Brief: Provide an exact reproduction of every entry.

-----

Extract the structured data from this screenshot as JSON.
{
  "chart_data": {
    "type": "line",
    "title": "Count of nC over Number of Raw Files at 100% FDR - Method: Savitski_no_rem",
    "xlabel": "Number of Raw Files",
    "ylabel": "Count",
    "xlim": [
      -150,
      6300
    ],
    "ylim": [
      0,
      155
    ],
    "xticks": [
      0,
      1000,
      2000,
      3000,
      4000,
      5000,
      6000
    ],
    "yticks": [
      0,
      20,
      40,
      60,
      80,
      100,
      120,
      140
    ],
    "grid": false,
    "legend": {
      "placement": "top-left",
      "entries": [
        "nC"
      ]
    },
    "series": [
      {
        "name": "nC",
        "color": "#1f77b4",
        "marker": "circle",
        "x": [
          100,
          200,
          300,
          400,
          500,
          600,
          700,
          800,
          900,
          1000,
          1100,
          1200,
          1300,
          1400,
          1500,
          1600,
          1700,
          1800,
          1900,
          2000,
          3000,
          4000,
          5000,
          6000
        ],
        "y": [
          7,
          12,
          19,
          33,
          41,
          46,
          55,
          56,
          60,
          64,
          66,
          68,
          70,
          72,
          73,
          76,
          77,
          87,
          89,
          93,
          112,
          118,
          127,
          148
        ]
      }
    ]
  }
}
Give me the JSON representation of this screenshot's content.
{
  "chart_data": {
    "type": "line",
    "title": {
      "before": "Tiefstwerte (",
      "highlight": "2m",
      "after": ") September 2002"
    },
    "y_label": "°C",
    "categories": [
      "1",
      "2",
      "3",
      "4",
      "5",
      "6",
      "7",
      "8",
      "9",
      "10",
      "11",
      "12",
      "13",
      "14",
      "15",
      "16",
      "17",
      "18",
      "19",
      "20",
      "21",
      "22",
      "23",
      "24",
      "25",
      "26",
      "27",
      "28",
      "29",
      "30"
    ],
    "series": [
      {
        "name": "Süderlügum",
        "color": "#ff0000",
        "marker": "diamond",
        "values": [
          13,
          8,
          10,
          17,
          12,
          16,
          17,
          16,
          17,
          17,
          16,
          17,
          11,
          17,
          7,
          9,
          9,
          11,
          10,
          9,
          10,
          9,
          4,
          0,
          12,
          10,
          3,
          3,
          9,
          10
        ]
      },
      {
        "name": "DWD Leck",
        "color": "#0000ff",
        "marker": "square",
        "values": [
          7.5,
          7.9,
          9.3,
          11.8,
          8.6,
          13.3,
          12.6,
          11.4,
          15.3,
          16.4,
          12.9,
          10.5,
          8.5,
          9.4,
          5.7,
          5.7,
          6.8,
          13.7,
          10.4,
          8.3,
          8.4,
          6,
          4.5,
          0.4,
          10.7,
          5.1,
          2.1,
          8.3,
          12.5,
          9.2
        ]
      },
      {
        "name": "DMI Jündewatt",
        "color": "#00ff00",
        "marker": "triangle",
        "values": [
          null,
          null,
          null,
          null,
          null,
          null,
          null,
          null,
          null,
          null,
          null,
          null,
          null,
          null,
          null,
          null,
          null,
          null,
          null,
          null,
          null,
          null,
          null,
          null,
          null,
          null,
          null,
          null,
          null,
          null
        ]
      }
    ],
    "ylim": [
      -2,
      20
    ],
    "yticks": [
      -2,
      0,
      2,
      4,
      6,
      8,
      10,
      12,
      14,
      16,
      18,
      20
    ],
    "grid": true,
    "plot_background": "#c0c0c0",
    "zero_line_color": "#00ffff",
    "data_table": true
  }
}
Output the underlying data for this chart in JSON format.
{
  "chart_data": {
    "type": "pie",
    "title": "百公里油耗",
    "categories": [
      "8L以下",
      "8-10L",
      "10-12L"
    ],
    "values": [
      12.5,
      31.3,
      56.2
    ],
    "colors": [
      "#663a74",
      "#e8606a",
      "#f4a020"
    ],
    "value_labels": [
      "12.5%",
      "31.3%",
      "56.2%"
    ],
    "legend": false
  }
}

-----

Result of the task:
Extract the structured data from this screenshot as JSON.
{
  "chart_data": {
    "type": "line",
    "title": "Count of nC over Number of Raw Files at 100% FDR - Method: Savitski_no_rem",
    "xlabel": "Number of Raw Files",
    "ylabel": "Count",
    "xlim": [
      -150,
      6300
    ],
    "ylim": [
      0,
      155
    ],
    "xticks": [
      0,
      1000,
      2000,
      3000,
      4000,
      5000,
      6000
    ],
    "yticks": [
      0,
      20,
      40,
      60,
      80,
      100,
      120,
      140
    ],
    "grid": false,
    "legend": {
      "placement": "top-left",
      "entries": [
        "nC"
      ]
    },
    "series": [
      {
        "name": "nC",
        "color": "#1f77b4",
        "marker": "circle",
        "x": [
          100,
          200,
          300,
          400,
          500,
          600,
          700,
          800,
          900,
          1000,
          1100,
          1200,
          1300,
          1400,
          1500,
          1600,
          1700,
          1800,
          1900,
          2000,
          3000,
          4000,
          5000,
          6000
        ],
        "y": [
          7,
          12,
          19,
          33,
          41,
          46,
          55,
          56,
          60,
          64,
          66,
          68,
          70,
          72,
          73,
          76,
          77,
          87,
          89,
          93,
          112,
          118,
          127,
          148
        ]
      }
    ]
  }
}
Give me the JSON representation of this screenshot's content.
{
  "chart_data": {
    "type": "line",
    "title": {
      "before": "Tiefstwerte (",
      "highlight": "2m",
      "after": ") September 2002"
    },
    "y_label": "°C",
    "categories": [
      "1",
      "2",
      "3",
      "4",
      "5",
      "6",
      "7",
      "8",
      "9",
      "10",
      "11",
      "12",
      "13",
      "14",
      "15",
      "16",
      "17",
      "18",
      "19",
      "20",
      "21",
      "22",
      "23",
      "24",
      "25",
      "26",
      "27",
      "28",
      "29",
      "30"
    ],
    "series": [
      {
        "name": "Süderlügum",
        "color": "#ff0000",
        "marker": "diamond",
        "values": [
          13,
          8,
          10,
          17,
          12,
          16,
          17,
          16,
          17,
          17,
          16,
          17,
          11,
          17,
          7,
          9,
          9,
          11,
          10,
          9,
          10,
          9,
          4,
          0,
          12,
          10,
          3,
          3,
          9,
          10
        ]
      },
      {
        "name": "DWD Leck",
        "color": "#0000ff",
        "marker": "square",
        "values": [
          7.5,
          7.9,
          9.3,
          11.8,
          8.6,
          13.3,
          12.6,
          11.4,
          15.3,
          16.4,
          12.9,
          10.5,
          8.5,
          9.4,
          5.7,
          5.7,
          6.8,
          13.7,
          10.4,
          8.3,
          8.4,
          6,
          4.5,
          0.4,
          10.7,
          5.1,
          2.1,
          8.3,
          12.5,
          9.2
        ]
      },
      {
        "name": "DMI Jündewatt",
        "color": "#00ff00",
        "marker": "triangle",
        "values": [
          null,
          null,
          null,
          null,
          null,
          null,
          null,
          null,
          null,
          null,
          null,
          null,
          null,
          null,
          null,
          null,
          null,
          null,
          null,
          null,
          null,
          null,
          null,
          null,
          null,
          null,
          null,
          null,
          null,
          null
        ]
      }
    ],
    "ylim": [
      -2,
      20
    ],
    "yticks": [
      -2,
      0,
      2,
      4,
      6,
      8,
      10,
      12,
      14,
      16,
      18,
      20
    ],
    "grid": true,
    "plot_background": "#c0c0c0",
    "zero_line_color": "#00ffff",
    "data_table": true
  }
}
Output the underlying data for this chart in JSON format.
{
  "chart_data": {
    "type": "pie",
    "title": "百公里油耗",
    "categories": [
      "8L以下",
      "8-10L",
      "10-12L"
    ],
    "values": [
      12.5,
      31.3,
      56.2
    ],
    "colors": [
      "#663a74",
      "#e8606a",
      "#f4a020"
    ],
    "value_labels": [
      "12.5%",
      "31.3%",
      "56.2%"
    ],
    "legend": false
  }
}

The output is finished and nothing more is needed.